▶ **Region boundary data**:
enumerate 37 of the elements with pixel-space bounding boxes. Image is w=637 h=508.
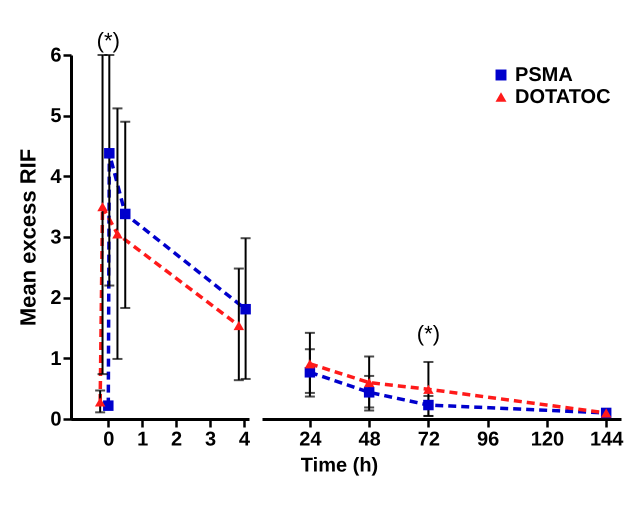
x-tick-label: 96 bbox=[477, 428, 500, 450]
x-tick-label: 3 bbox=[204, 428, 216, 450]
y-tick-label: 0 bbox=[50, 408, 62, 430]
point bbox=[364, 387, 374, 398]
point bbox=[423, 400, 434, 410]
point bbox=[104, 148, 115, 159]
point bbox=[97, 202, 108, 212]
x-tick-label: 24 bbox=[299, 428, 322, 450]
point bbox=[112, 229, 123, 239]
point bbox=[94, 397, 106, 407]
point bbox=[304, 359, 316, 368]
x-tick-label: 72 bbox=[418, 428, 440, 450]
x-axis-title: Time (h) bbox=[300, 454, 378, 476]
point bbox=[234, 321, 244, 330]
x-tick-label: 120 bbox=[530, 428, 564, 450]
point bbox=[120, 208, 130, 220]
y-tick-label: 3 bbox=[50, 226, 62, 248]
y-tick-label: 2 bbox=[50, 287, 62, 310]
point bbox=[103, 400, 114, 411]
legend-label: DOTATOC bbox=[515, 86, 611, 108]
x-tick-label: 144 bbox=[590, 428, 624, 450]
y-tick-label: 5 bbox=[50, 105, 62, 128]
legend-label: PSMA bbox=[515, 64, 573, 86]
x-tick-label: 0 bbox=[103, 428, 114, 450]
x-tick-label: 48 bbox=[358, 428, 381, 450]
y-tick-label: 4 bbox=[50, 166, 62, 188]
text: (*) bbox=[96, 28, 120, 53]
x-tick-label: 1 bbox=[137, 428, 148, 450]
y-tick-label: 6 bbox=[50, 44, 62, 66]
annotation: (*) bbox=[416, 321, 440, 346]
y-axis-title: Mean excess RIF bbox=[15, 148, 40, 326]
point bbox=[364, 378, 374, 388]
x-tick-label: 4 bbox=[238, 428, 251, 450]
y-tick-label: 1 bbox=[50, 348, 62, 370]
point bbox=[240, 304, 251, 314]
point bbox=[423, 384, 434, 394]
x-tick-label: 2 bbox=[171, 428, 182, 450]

--

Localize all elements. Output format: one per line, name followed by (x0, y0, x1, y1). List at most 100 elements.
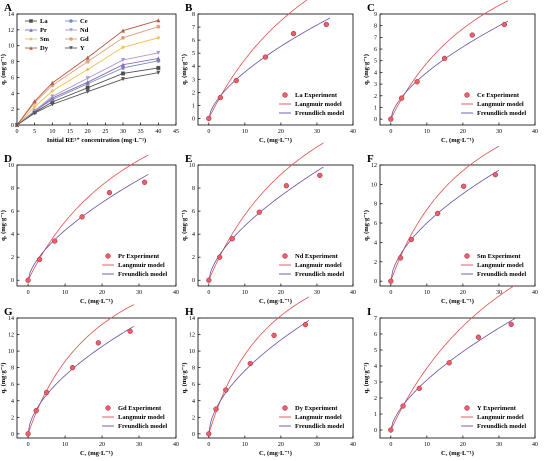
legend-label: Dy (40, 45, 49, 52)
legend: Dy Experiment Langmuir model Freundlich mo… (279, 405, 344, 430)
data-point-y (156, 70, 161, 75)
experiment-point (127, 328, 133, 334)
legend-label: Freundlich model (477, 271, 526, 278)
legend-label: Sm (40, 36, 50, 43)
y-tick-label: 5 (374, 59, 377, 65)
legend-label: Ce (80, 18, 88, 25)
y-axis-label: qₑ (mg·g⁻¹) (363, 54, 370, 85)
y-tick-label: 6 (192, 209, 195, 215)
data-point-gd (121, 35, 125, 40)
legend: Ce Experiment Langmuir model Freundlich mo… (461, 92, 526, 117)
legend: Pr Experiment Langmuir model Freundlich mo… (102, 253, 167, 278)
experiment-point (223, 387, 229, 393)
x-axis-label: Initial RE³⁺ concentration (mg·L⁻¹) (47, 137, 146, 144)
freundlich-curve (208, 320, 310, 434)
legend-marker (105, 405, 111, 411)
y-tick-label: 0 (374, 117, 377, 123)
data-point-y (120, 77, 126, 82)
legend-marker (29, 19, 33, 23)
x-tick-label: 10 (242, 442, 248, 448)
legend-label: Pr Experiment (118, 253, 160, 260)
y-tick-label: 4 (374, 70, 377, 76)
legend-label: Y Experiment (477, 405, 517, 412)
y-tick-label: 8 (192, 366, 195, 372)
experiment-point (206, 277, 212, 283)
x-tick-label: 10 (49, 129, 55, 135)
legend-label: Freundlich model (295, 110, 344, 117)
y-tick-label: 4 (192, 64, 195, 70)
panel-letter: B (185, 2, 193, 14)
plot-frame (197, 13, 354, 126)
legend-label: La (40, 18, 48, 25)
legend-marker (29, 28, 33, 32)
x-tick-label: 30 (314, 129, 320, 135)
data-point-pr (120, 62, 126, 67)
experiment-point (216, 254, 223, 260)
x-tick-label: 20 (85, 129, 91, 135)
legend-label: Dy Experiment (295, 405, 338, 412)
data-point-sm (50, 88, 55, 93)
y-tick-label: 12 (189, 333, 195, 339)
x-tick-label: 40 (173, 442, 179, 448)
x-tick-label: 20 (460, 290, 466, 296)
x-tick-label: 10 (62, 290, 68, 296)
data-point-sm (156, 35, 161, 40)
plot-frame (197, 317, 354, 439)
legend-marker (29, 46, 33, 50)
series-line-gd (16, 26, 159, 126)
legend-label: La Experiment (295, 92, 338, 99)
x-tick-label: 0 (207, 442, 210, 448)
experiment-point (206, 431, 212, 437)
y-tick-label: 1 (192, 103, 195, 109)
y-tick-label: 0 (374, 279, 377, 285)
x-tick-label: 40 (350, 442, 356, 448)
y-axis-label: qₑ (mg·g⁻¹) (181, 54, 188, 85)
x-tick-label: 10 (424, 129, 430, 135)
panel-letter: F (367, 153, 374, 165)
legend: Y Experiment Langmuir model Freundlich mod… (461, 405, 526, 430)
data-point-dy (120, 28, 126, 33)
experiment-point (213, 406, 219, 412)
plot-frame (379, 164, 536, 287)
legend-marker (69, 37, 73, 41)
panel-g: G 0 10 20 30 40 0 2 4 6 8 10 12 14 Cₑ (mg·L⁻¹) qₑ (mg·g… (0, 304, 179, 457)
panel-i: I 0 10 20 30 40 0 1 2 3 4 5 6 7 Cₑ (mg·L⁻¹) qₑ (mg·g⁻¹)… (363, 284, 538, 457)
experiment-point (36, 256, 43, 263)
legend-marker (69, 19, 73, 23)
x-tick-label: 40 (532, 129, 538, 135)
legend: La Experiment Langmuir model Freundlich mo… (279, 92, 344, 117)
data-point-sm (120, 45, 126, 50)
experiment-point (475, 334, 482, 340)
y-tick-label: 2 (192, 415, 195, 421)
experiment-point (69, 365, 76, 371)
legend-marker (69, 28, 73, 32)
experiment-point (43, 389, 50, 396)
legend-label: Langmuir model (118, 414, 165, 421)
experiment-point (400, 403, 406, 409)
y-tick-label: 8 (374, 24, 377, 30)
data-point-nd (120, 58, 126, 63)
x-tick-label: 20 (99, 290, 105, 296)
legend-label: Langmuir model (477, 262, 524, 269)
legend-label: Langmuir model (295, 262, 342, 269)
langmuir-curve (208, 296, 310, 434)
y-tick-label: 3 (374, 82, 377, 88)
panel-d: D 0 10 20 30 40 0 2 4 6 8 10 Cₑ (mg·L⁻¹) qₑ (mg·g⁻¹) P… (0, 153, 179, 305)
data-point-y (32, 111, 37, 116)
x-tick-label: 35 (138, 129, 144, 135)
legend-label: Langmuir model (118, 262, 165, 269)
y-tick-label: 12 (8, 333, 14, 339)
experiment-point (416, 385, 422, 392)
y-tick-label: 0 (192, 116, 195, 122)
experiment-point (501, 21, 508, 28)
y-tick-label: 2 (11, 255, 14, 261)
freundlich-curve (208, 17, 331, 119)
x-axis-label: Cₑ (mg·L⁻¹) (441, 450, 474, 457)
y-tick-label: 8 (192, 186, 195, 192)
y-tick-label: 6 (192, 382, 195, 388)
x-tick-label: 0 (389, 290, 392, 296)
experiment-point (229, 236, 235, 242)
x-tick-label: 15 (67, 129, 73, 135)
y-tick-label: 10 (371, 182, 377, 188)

▶ **Exercise goal**:
Please copy out the lines above, from the line containing "enumerate 37 of" through the line containing "x-tick-label: 2 bbox=[171, 428, 182, 450]", both included. Leave the pictures out of your answer.

▶ **Written response**:
enumerate 37 of the elements with pixel-space bounding boxes. Image is w=637 h=508.
x-tick-label: 96 bbox=[477, 428, 500, 450]
x-tick-label: 3 bbox=[204, 428, 216, 450]
y-tick-label: 0 bbox=[50, 408, 62, 430]
point bbox=[364, 387, 374, 398]
point bbox=[423, 400, 434, 410]
point bbox=[104, 148, 115, 159]
point bbox=[97, 202, 108, 212]
x-tick-label: 24 bbox=[299, 428, 322, 450]
point bbox=[112, 229, 123, 239]
point bbox=[94, 397, 106, 407]
point bbox=[304, 359, 316, 368]
x-tick-label: 72 bbox=[418, 428, 440, 450]
x-axis-title: Time (h) bbox=[300, 454, 378, 476]
point bbox=[234, 321, 244, 330]
x-tick-label: 120 bbox=[530, 428, 564, 450]
point bbox=[120, 208, 130, 220]
y-tick-label: 3 bbox=[50, 226, 62, 248]
y-tick-label: 2 bbox=[50, 287, 62, 310]
point bbox=[103, 400, 114, 411]
legend-label: DOTATOC bbox=[515, 86, 611, 108]
x-tick-label: 144 bbox=[590, 428, 624, 450]
y-tick-label: 5 bbox=[50, 105, 62, 128]
legend-label: PSMA bbox=[515, 64, 573, 86]
x-tick-label: 0 bbox=[103, 428, 114, 450]
x-tick-label: 48 bbox=[358, 428, 381, 450]
y-tick-label: 4 bbox=[50, 166, 62, 188]
text: (*) bbox=[96, 28, 120, 53]
x-tick-label: 1 bbox=[137, 428, 148, 450]
y-tick-label: 6 bbox=[50, 44, 62, 66]
annotation: (*) bbox=[416, 321, 440, 346]
y-axis-title: Mean excess RIF bbox=[15, 148, 40, 326]
point bbox=[364, 378, 374, 388]
x-tick-label: 4 bbox=[238, 428, 251, 450]
y-tick-label: 1 bbox=[50, 348, 62, 370]
point bbox=[240, 304, 251, 314]
point bbox=[423, 384, 434, 394]
x-tick-label: 2 bbox=[171, 428, 182, 450]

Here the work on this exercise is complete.